▶ **Exercise details**: Repeat each entry exactly and drop the pictures.

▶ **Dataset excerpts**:
---+---

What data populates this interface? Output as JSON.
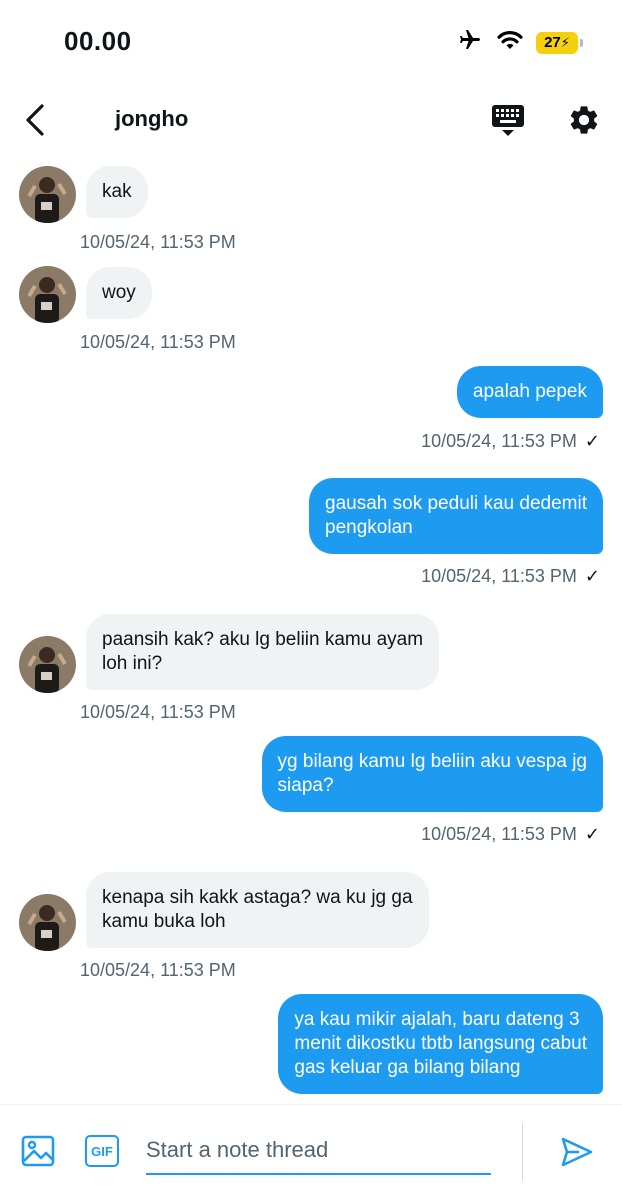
{
  "status_bar": {
    "time": "00.00",
    "battery": "27",
    "icons": [
      "airplane-mode-icon",
      "wifi-icon",
      "battery-charging-icon"
    ]
  },
  "header": {
    "title": "jongho",
    "icons": [
      "back-arrow-icon",
      "keyboard-icon",
      "gear-icon"
    ]
  },
  "messages": [
    {
      "direction": "in",
      "text": "kak",
      "timestamp": "10/05/24, 11:53 PM"
    },
    {
      "direction": "in",
      "text": "woy",
      "timestamp": "10/05/24, 11:53 PM"
    },
    {
      "direction": "out",
      "text": "apalah pepek",
      "timestamp": "10/05/24, 11:53 PM",
      "status": "✓"
    },
    {
      "direction": "out",
      "text": "gausah sok peduli kau dedemit\npengkolan",
      "timestamp": "10/05/24, 11:53 PM",
      "status": "✓"
    },
    {
      "direction": "in",
      "text": "paansih kak? aku lg beliin kamu ayam\nloh ini?",
      "timestamp": "10/05/24, 11:53 PM"
    },
    {
      "direction": "out",
      "text": "yg bilang kamu lg beliin aku vespa jg\nsiapa?",
      "timestamp": "10/05/24, 11:53 PM",
      "status": "✓"
    },
    {
      "direction": "in",
      "text": "kenapa sih kakk astaga? wa ku jg ga\nkamu buka loh",
      "timestamp": "10/05/24, 11:53 PM"
    },
    {
      "direction": "out",
      "text": "ya kau mikir ajalah, baru dateng 3\nmenit dikostku tbtb langsung cabut\ngas keluar ga bilang bilang",
      "timestamp": "",
      "status": ""
    }
  ],
  "composer": {
    "gif_label": "GIF",
    "placeholder": "Start a note thread",
    "value": "",
    "icons": [
      "image-icon",
      "send-icon"
    ]
  },
  "colors": {
    "accent": "#1d9bf0",
    "incoming_bubble": "#eff3f4",
    "timestamp": "#536471",
    "battery": "#f5d10d"
  }
}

---+---

▶ **Output of the task**:
What data populates this interface? Output as JSON.
{
  "status_bar": {
    "time": "00.00",
    "battery": "27",
    "icons": [
      "airplane-mode-icon",
      "wifi-icon",
      "battery-charging-icon"
    ]
  },
  "header": {
    "title": "jongho",
    "icons": [
      "back-arrow-icon",
      "keyboard-icon",
      "gear-icon"
    ]
  },
  "messages": [
    {
      "direction": "in",
      "text": "kak",
      "timestamp": "10/05/24, 11:53 PM"
    },
    {
      "direction": "in",
      "text": "woy",
      "timestamp": "10/05/24, 11:53 PM"
    },
    {
      "direction": "out",
      "text": "apalah pepek",
      "timestamp": "10/05/24, 11:53 PM",
      "status": "✓"
    },
    {
      "direction": "out",
      "text": "gausah sok peduli kau dedemit\npengkolan",
      "timestamp": "10/05/24, 11:53 PM",
      "status": "✓"
    },
    {
      "direction": "in",
      "text": "paansih kak? aku lg beliin kamu ayam\nloh ini?",
      "timestamp": "10/05/24, 11:53 PM"
    },
    {
      "direction": "out",
      "text": "yg bilang kamu lg beliin aku vespa jg\nsiapa?",
      "timestamp": "10/05/24, 11:53 PM",
      "status": "✓"
    },
    {
      "direction": "in",
      "text": "kenapa sih kakk astaga? wa ku jg ga\nkamu buka loh",
      "timestamp": "10/05/24, 11:53 PM"
    },
    {
      "direction": "out",
      "text": "ya kau mikir ajalah, baru dateng 3\nmenit dikostku tbtb langsung cabut\ngas keluar ga bilang bilang",
      "timestamp": "",
      "status": ""
    }
  ],
  "composer": {
    "gif_label": "GIF",
    "placeholder": "Start a note thread",
    "value": "",
    "icons": [
      "image-icon",
      "send-icon"
    ]
  },
  "colors": {
    "accent": "#1d9bf0",
    "incoming_bubble": "#eff3f4",
    "timestamp": "#536471",
    "battery": "#f5d10d"
  }
}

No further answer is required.